_Given exercise_. Reproduce every line in the listing that contains the word "Public".

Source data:
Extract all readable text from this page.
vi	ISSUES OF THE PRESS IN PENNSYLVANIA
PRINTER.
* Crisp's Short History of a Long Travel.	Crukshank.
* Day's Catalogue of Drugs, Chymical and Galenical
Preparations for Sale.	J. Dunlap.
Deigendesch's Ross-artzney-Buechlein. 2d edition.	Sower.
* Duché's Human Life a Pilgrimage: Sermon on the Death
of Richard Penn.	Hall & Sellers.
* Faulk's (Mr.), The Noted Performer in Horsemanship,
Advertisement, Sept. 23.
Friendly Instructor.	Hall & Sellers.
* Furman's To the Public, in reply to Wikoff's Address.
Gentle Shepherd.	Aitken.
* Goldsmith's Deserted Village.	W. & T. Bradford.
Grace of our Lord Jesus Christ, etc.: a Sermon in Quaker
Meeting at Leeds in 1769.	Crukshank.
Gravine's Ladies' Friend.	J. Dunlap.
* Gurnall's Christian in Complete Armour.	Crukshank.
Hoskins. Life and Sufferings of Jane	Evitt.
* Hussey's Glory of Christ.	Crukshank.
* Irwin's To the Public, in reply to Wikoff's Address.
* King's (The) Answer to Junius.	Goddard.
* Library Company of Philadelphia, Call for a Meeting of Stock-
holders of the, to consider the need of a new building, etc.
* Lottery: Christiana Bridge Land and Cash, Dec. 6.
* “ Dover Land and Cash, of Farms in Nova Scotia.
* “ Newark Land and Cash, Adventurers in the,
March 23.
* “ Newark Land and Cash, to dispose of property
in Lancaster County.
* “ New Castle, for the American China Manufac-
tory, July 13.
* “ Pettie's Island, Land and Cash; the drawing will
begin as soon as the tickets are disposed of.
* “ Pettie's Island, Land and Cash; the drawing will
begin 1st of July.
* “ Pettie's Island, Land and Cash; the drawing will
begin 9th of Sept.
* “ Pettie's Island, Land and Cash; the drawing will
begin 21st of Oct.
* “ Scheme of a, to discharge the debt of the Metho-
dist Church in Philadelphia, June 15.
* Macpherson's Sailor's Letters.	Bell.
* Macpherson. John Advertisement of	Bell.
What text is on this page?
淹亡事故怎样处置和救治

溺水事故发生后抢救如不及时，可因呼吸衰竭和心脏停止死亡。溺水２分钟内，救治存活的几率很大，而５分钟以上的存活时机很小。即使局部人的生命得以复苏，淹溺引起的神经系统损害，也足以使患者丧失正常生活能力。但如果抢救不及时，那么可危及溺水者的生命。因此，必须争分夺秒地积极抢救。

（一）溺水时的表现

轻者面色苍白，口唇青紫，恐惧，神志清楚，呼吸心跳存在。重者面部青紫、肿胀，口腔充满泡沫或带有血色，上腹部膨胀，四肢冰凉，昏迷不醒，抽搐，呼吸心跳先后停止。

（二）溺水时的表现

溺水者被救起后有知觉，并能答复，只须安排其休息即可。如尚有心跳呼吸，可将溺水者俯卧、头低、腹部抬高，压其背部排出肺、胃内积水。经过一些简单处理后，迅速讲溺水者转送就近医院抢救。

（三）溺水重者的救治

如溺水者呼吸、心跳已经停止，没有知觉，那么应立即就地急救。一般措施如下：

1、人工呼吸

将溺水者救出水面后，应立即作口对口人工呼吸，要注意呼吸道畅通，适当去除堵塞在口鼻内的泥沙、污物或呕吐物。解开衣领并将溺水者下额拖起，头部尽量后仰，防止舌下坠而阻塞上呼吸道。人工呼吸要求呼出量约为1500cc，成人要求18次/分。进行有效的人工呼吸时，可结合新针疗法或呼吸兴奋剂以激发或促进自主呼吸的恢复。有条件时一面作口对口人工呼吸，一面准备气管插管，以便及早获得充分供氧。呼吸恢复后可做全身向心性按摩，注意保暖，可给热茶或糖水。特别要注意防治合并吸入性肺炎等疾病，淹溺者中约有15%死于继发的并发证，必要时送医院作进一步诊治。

_The answer_.
* Furman's To the Public, in reply to Wikoff's Address.
* Irwin's To the Public, in reply to Wikoff's Address.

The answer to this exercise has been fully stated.